Start Input rows

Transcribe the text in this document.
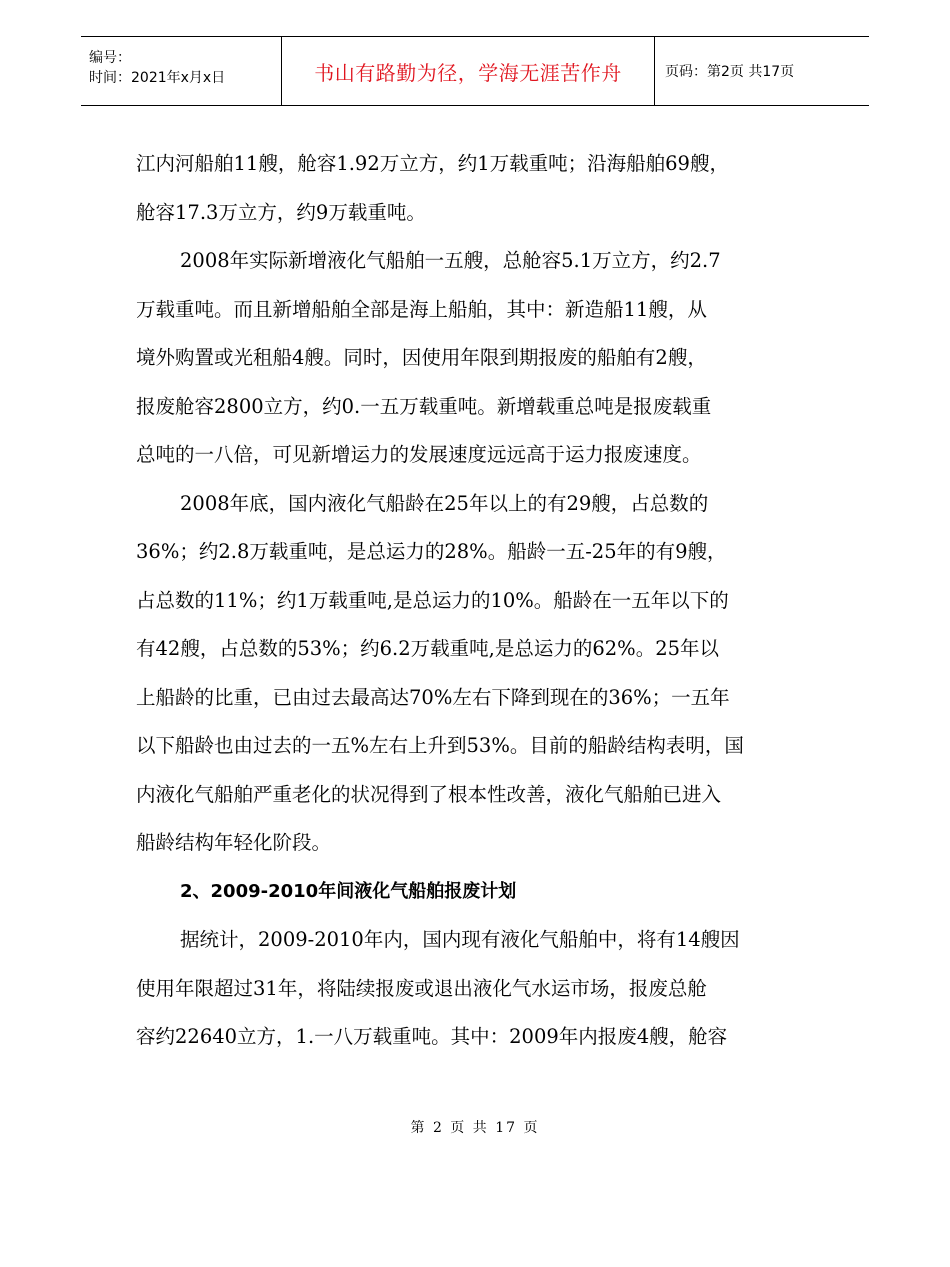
编号：
时间：2021年x月x日	书山有路勤为径，学海无涯苦作舟	页码：第2页 共17页
江内河船舶11艘，舱容1.92万立方，约1万载重吨；沿海船舶69艘，
舱容17.3万立方，约9万载重吨。
2008年实际新增液化气船舶一五艘，总舱容5.1万立方，约2.7
万载重吨。而且新增船舶全部是海上船舶，其中：新造船11艘，从
境外购置或光租船4艘。同时，因使用年限到期报废的船舶有2艘，
报废舱容2800立方，约0.一五万载重吨。新增载重总吨是报废载重
总吨的一八倍，可见新增运力的发展速度远远高于运力报废速度。
2008年底，国内液化气船龄在25年以上的有29艘，占总数的
36%；约2.8万载重吨，是总运力的28%。船龄一五-25年的有9艘，
占总数的11%；约1万载重吨,是总运力的10%。船龄在一五年以下的
有42艘，占总数的53%；约6.2万载重吨,是总运力的62%。25年以
上船龄的比重，已由过去最高达70%左右下降到现在的36%；一五年
以下船龄也由过去的一五%左右上升到53%。目前的船龄结构表明，国
内液化气船舶严重老化的状况得到了根本性改善，液化气船舶已进入
船龄结构年轻化阶段。
2、2009-2010年间液化气船舶报废计划
据统计，2009-2010年内，国内现有液化气船舶中，将有14艘因
使用年限超过31年，将陆续报废或退出液化气水运市场，报废总舱
容约22640立方，1.一八万载重吨。其中：2009年内报废4艘，舱容
第 2 页 共 17 页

End Input rows

■ Objective
Quote each record exactly as it stands, minus the pictures.

■ The reply
Transcribe the text in this document.
编号：
时间：2021年x月x日	书山有路勤为径，学海无涯苦作舟	页码：第2页 共17页
江内河船舶11艘，舱容1.92万立方，约1万载重吨；沿海船舶69艘，
舱容17.3万立方，约9万载重吨。
2008年实际新增液化气船舶一五艘，总舱容5.1万立方，约2.7
万载重吨。而且新增船舶全部是海上船舶，其中：新造船11艘，从
境外购置或光租船4艘。同时，因使用年限到期报废的船舶有2艘，
报废舱容2800立方，约0.一五万载重吨。新增载重总吨是报废载重
总吨的一八倍，可见新增运力的发展速度远远高于运力报废速度。
2008年底，国内液化气船龄在25年以上的有29艘，占总数的
36%；约2.8万载重吨，是总运力的28%。船龄一五-25年的有9艘，
占总数的11%；约1万载重吨,是总运力的10%。船龄在一五年以下的
有42艘，占总数的53%；约6.2万载重吨,是总运力的62%。25年以
上船龄的比重，已由过去最高达70%左右下降到现在的36%；一五年
以下船龄也由过去的一五%左右上升到53%。目前的船龄结构表明，国
内液化气船舶严重老化的状况得到了根本性改善，液化气船舶已进入
船龄结构年轻化阶段。
2、2009-2010年间液化气船舶报废计划
据统计，2009-2010年内，国内现有液化气船舶中，将有14艘因
使用年限超过31年，将陆续报废或退出液化气水运市场，报废总舱
容约22640立方，1.一八万载重吨。其中：2009年内报废4艘，舱容
第 2 页 共 17 页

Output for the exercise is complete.